__ÉNONCÉ A__: Modifiez les enregistrements : recopiez la partie qui s'ouvre sur la ligne contenant « filter-icon[interactable]: ≡ — » et se ferme sur celle contenant « message-input[interactable]: Ketik pesan », en remplaçant « download-item » par « file-item » sans rien changer d'autre.

——————

Aujourd’hui, il lance une guerre unilatérale contre l’Ukraine qu’il pense pouvoir maîtriser avec la perspective – ou le mauvais calcul – d’instaurer un pouvoir à sa dévotion à Kiev et, à terme, de transfigurer le continent européen et de modifier les frontières. Que peut faire le reste du monde contre ce qu’il faut bel et bien qualifier d’agression russe contre l’Ukraine ? Acte de guerre, violation du droit international et de l’intégrité territoriale d’un Etat indépendant et souverain. C’est aussi une brèche profonde ouverte dans le continent de l’Europe , désormais directement exposée. Le président russe aura beau invoquer le prétexte d’un « génocide » déployé par le pouvoir de l’Ukraine contre les populations des provinces ukrainiennes du Dombas et du Louhansk au sud-est, proclamées unilatéralement « indépendantes » et soutenues par Moscou ! Rien n’est moins sûr !
En annonçant lundi 21 février la reconnaissance par la Russie de leur indépendance Poutine a provoqué de toute évidence un casus belli aux yeux des pays occidentaux, dont notamment les Etats-Unis, qui y ont vue un pas de plus dans la tension qui prédomine en réalité depuis des mois voire plus.

——————

__ÉNONCÉ B__: Récrivez sous forme de liste le paragraphe de l'extrait qui commence par « Aujourd’hui, il lance », en conservant ses faits principaux.

——————

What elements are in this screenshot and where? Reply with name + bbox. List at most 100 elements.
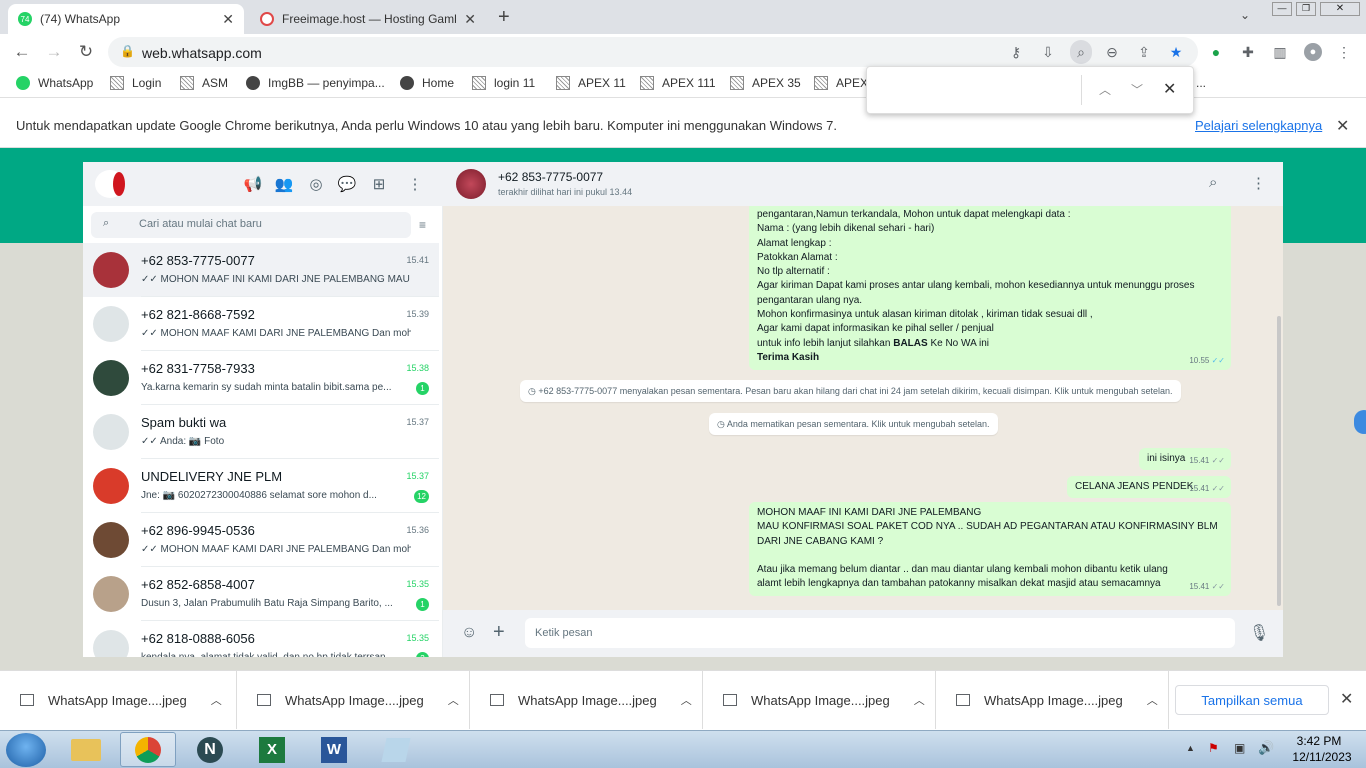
filter-icon[interactable]: ≡ — [419, 218, 426, 232]
forward-arrow-icon[interactable]: → — [41, 40, 67, 64]
download-item[interactable]: WhatsApp Image....jpeg ︿ — [470, 671, 703, 729]
taskbar-excel-icon[interactable]: X — [244, 732, 300, 767]
status-icon[interactable]: ◎ — [306, 174, 326, 194]
search-input[interactable]: ⌕ Cari atau mulai chat baru — [91, 212, 411, 238]
download-item[interactable]: WhatsApp Image....jpeg ︿ — [237, 671, 470, 729]
message-input[interactable]: Ketik pesan — [525, 618, 1235, 648]
side-panel-icon[interactable]: ▥ — [1272, 44, 1288, 60]
restore-icon[interactable]: ❐ — [1296, 2, 1316, 16]
download-item[interactable]: WhatsApp Image....jpeg ︿ — [0, 671, 237, 729]
profile-avatar-icon[interactable]: ● — [1304, 43, 1322, 61]
tray-network-icon[interactable]: ▣ — [1234, 741, 1245, 755]
chat-list-item[interactable]: +62 852-6858-4007 15.35 Dusun 3, Jalan Pra… — [83, 567, 439, 621]
find-input[interactable] — [875, 77, 1075, 103]
profile-avatar[interactable] — [95, 170, 125, 198]
menu-icon[interactable]: ⋮ — [405, 174, 425, 194]
chat-list-item[interactable]: +62 821-8668-7592 15.39 ✓✓ MOHON MAAF KAMI… — [83, 297, 439, 351]
channels-icon[interactable]: 📢 — [243, 174, 263, 194]
reload-icon[interactable]: ↻ — [73, 40, 99, 64]
system-message[interactable]: ◷ +62 853-7775-0077 menyalakan pesan sem… — [520, 380, 1181, 402]
lock-icon[interactable]: 🔒 — [120, 44, 135, 58]
bookmark-asm[interactable]: ASM — [180, 76, 228, 90]
bookmark-login[interactable]: Login — [110, 76, 161, 90]
chat-list-item[interactable]: +62 818-0888-6056 15.35 kendala nya. alama… — [83, 621, 439, 657]
minimize-icon[interactable]: — — [1272, 2, 1292, 16]
back-arrow-icon[interactable]: ← — [9, 40, 35, 64]
microphone-icon[interactable]: 🎙 — [1249, 623, 1269, 643]
taskbar-explorer-icon[interactable] — [58, 732, 114, 767]
taskbar-word-icon[interactable]: W — [306, 732, 362, 767]
message-bubble-outgoing[interactable]: MOHON MAAF INI KAMI DARI JNE PALEMBANG MA… — [749, 502, 1231, 596]
learn-more-link[interactable]: Pelajari selengkapnya — [1195, 118, 1322, 133]
share-icon[interactable]: ⇪ — [1136, 44, 1152, 60]
floating-extension-button[interactable] — [1354, 410, 1366, 434]
channels-chat-icon[interactable]: 💬 — [337, 174, 357, 194]
extensions-puzzle-icon[interactable]: ✚ — [1240, 44, 1256, 60]
close-tab-icon[interactable]: ✕ — [464, 11, 476, 28]
chat-list-item[interactable]: +62 853-7775-0077 15.41 ✓✓ MOHON MAAF INI … — [83, 243, 439, 297]
address-bar[interactable]: 🔒 web.whatsapp.com — [108, 37, 1198, 67]
taskbar-chrome-icon[interactable] — [120, 732, 176, 767]
bookmark-apex-11[interactable]: APEX 11 — [556, 76, 626, 90]
chevron-up-icon[interactable]: ︿ — [914, 692, 925, 708]
zoom-icon[interactable]: ⊖ — [1104, 44, 1120, 60]
new-chat-icon[interactable]: ⊞ — [369, 174, 389, 194]
find-close-icon[interactable]: ✕ — [1163, 79, 1176, 99]
conversation-menu-icon[interactable]: ⋮ — [1251, 174, 1266, 192]
browser-menu-icon[interactable]: ⋮ — [1336, 44, 1352, 60]
emoji-icon[interactable]: ☺ — [461, 624, 477, 642]
taskbar-n-app-icon[interactable]: N — [182, 732, 238, 767]
clock-date[interactable]: 12/11/2023 — [1284, 750, 1360, 764]
bookmark-apex-35[interactable]: APEX 35 — [730, 76, 801, 90]
new-tab-icon[interactable]: + — [498, 6, 510, 29]
conversation-header[interactable]: +62 853-7775-0077 terakhir dilihat hari … — [443, 162, 1283, 206]
infobar-close-icon[interactable]: ✕ — [1336, 116, 1349, 136]
contact-avatar[interactable] — [456, 169, 486, 199]
tab-search-chevron-icon[interactable]: ⌄ — [1240, 8, 1250, 22]
message-bubble-outgoing[interactable]: pengantaran,Namun terkandala, Mohon untu… — [749, 206, 1231, 370]
download-item[interactable]: WhatsApp Image....jpeg ︿ — [936, 671, 1169, 729]
extension-whatsapp-icon[interactable]: ● — [1208, 44, 1224, 60]
tab-whatsapp[interactable]: 74 (74) WhatsApp ✕ — [8, 4, 244, 34]
system-message[interactable]: ◷ Anda mematikan pesan sementara. Klik u… — [709, 413, 998, 435]
message-scrollbar[interactable] — [1277, 316, 1281, 606]
tray-expand-icon[interactable]: ▲ — [1186, 743, 1195, 753]
communities-icon[interactable]: 👥 — [274, 174, 294, 194]
message-bubble-outgoing[interactable]: CELANA JEANS PENDEK 15.41 ✓✓ — [1067, 476, 1231, 498]
key-icon[interactable]: ⚷ — [1008, 44, 1024, 60]
tab-freeimage[interactable]: Freeimage.host — Hosting Gamb ✕ — [250, 4, 486, 34]
bookmark-apex-111[interactable]: APEX 111 — [640, 76, 716, 90]
bookmark-apex[interactable]: APEX — [814, 76, 868, 90]
close-tab-icon[interactable]: ✕ — [222, 11, 234, 28]
find-in-page-icon[interactable]: ⌕ — [1070, 40, 1092, 64]
start-button-icon[interactable] — [6, 733, 46, 767]
chat-list-item[interactable]: +62 896-9945-0536 15.36 ✓✓ MOHON MAAF KAMI… — [83, 513, 439, 567]
chat-list-item[interactable]: +62 831-7758-7933 15.38 Ya.karna kemarin s… — [83, 351, 439, 405]
bookmark-home[interactable]: Home — [400, 76, 454, 90]
chat-list-item[interactable]: Spam bukti wa 15.37 ✓✓ Anda: 📷 Foto — [83, 405, 439, 459]
find-previous-icon[interactable]: ︿ — [1099, 81, 1111, 98]
bookmarks-overflow[interactable]: ... — [1196, 76, 1206, 90]
download-item[interactable]: WhatsApp Image....jpeg ︿ — [703, 671, 936, 729]
chevron-up-icon[interactable]: ︿ — [448, 692, 459, 708]
taskbar-notepad-icon[interactable] — [368, 732, 424, 767]
show-all-downloads-button[interactable]: Tampilkan semua — [1175, 685, 1329, 715]
tray-volume-icon[interactable]: 🔊 — [1258, 740, 1274, 756]
chat-list-item[interactable]: UNDELIVERY JNE PLM 15.37 Jne: 📷 6020272300… — [83, 459, 439, 513]
chevron-up-icon[interactable]: ︿ — [681, 692, 692, 708]
search-messages-icon[interactable]: ⌕ — [1209, 174, 1217, 191]
bookmark-star-icon[interactable]: ★ — [1168, 44, 1184, 60]
find-next-icon[interactable]: ﹀ — [1131, 81, 1143, 98]
bookmark-whatsapp[interactable]: WhatsApp — [16, 76, 93, 90]
clock-time[interactable]: 3:42 PM — [1284, 734, 1354, 748]
chevron-up-icon[interactable]: ︿ — [211, 692, 222, 708]
message-bubble-outgoing[interactable]: ini isinya 15.41 ✓✓ — [1139, 448, 1231, 470]
close-window-icon[interactable]: ✕ — [1320, 2, 1360, 16]
attach-plus-icon[interactable]: + — [493, 621, 505, 644]
tray-action-center-icon[interactable]: ⚑ — [1208, 741, 1219, 755]
install-app-icon[interactable]: ⇩ — [1040, 44, 1056, 60]
close-downloads-icon[interactable]: ✕ — [1340, 689, 1353, 709]
bookmark-imgbb[interactable]: ImgBB — penyimpa... — [246, 76, 385, 90]
chevron-up-icon[interactable]: ︿ — [1147, 692, 1158, 708]
bookmark-login-11[interactable]: login 11 — [472, 76, 535, 90]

——————

__CORRIGÉ DÉTAILLÉ A__:
filter-icon[interactable]: ≡ — [419, 218, 426, 232]
forward-arrow-icon[interactable]: → — [41, 40, 67, 64]
file-item[interactable]: WhatsApp Image....jpeg ︿ — [470, 671, 703, 729]
taskbar-excel-icon[interactable]: X — [244, 732, 300, 767]
status-icon[interactable]: ◎ — [306, 174, 326, 194]
search-input[interactable]: ⌕ Cari atau mulai chat baru — [91, 212, 411, 238]
file-item[interactable]: WhatsApp Image....jpeg ︿ — [237, 671, 470, 729]
message-input[interactable]: Ketik pesan — [525, 618, 1235, 648]

__CORRIGÉ DÉTAILLÉ B__:
- Une guerre unilatérale est lancée contre l'Ukraine. Le but, ou le mauvais calcul, est d'instaurer à Kiev un pouvoir dévoué, puis de transfigurer le continent européen et d'en modifier les frontières.
- Il faut qualifier cette guerre d'agression russe : c'est un acte de guerre et une violation du droit international et de l'intégrité territoriale d'un État indépendant et souverain.
- Cette agression ouvre une brèche profonde dans le continent européen, désormais directement exposé.
- Le président russe invoque un « génocide » que le pouvoir ukrainien mènerait contre les populations du Dombas et du Louhansk, au sud-est. Ces provinces sont proclamées unilatéralement « indépendantes » et soutenues par Moscou. Rien n'est moins sûr que ce prétexte.